Aim:
Retype the whole listing verbatim and keep the pictures out of it.

Supplied data:
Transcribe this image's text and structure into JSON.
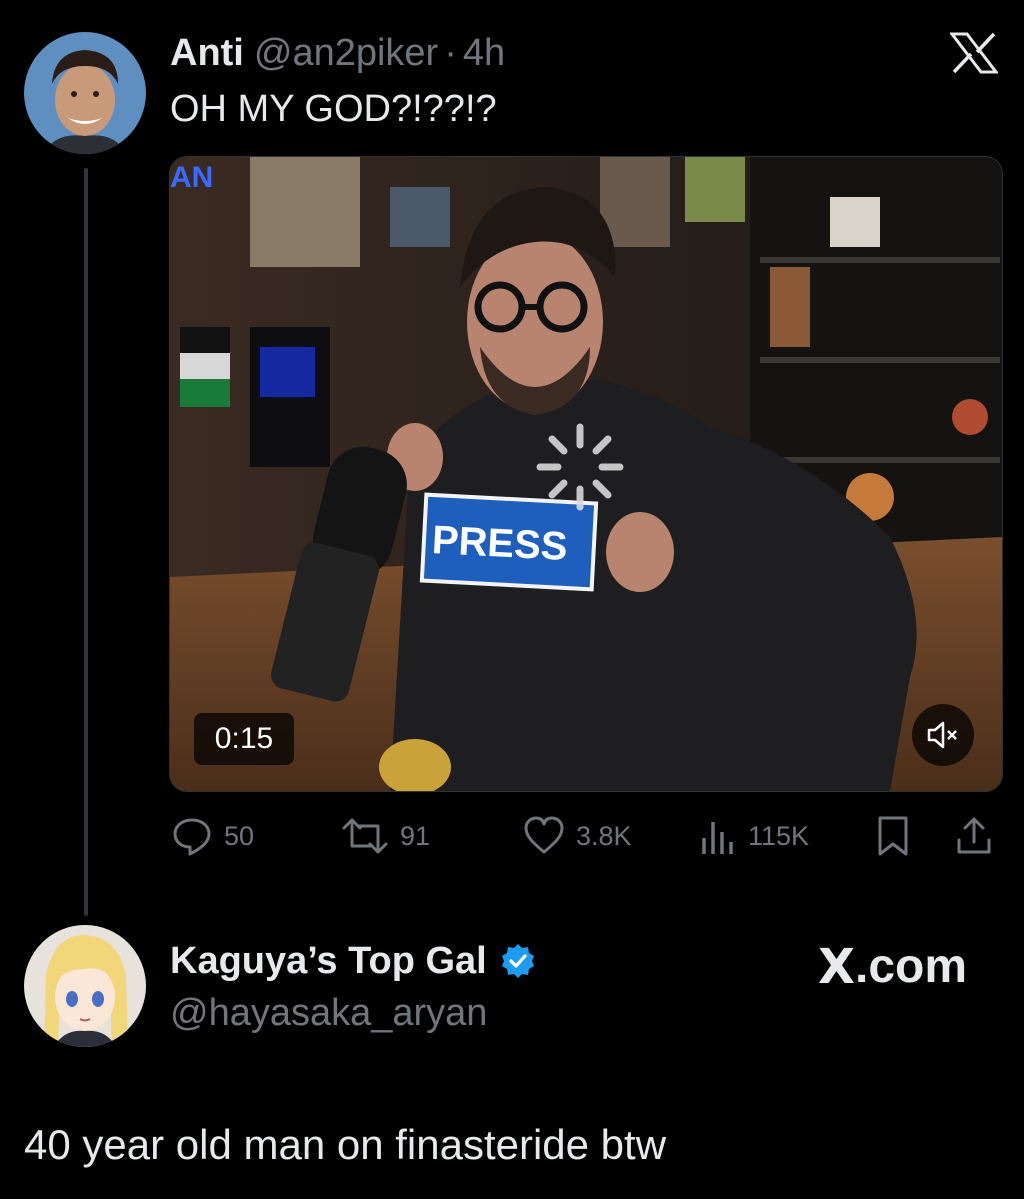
{
  "tweet": {
    "author_name": "Anti",
    "author_handle": "@an2piker",
    "separator": "·",
    "time": "4h",
    "text": "OH MY GOD?!??!?",
    "media": {
      "duration": "0:15",
      "badge_text": "PRESS",
      "muted": true
    },
    "stats": {
      "replies": "50",
      "retweets": "91",
      "likes": "3.8K",
      "views": "115K"
    }
  },
  "reply": {
    "author_name": "Kaguya’s Top Gal",
    "author_handle": "@hayasaka_aryan",
    "verified": true,
    "text": "40 year old man on finasteride btw"
  },
  "branding": {
    "x_logo": "x-logo-icon",
    "site_label": ".com",
    "site_mark": "X"
  },
  "colors": {
    "background": "#000000",
    "primary_text": "#e7e9ea",
    "secondary_text": "#71767b",
    "verified_blue": "#1d9bf0",
    "press_badge": "#1e5fbe"
  }
}
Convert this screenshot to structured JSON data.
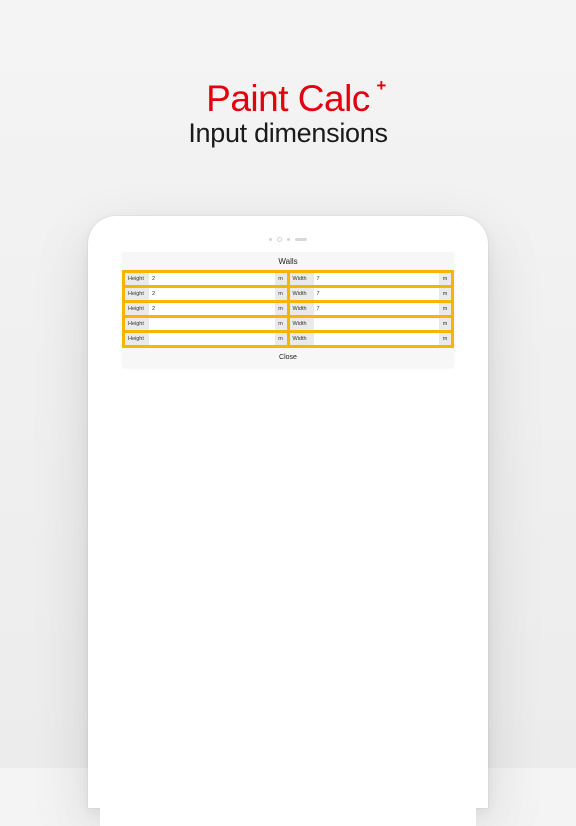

Reply:
Transcribe this image's text and structure into JSON.
{
  "tweet": {
    "author_name": "Anti",
    "author_handle": "@an2piker",
    "separator": "·",
    "time": "4h",
    "text": "OH MY GOD?!??!?",
    "media": {
      "duration": "0:15",
      "badge_text": "PRESS",
      "muted": true
    },
    "stats": {
      "replies": "50",
      "retweets": "91",
      "likes": "3.8K",
      "views": "115K"
    }
  },
  "reply": {
    "author_name": "Kaguya’s Top Gal",
    "author_handle": "@hayasaka_aryan",
    "verified": true,
    "text": "40 year old man on finasteride btw"
  },
  "branding": {
    "x_logo": "x-logo-icon",
    "site_label": ".com",
    "site_mark": "X"
  },
  "colors": {
    "background": "#000000",
    "primary_text": "#e7e9ea",
    "secondary_text": "#71767b",
    "verified_blue": "#1d9bf0",
    "press_badge": "#1e5fbe"
  }
}
Convert this screenshot to structured JSON data.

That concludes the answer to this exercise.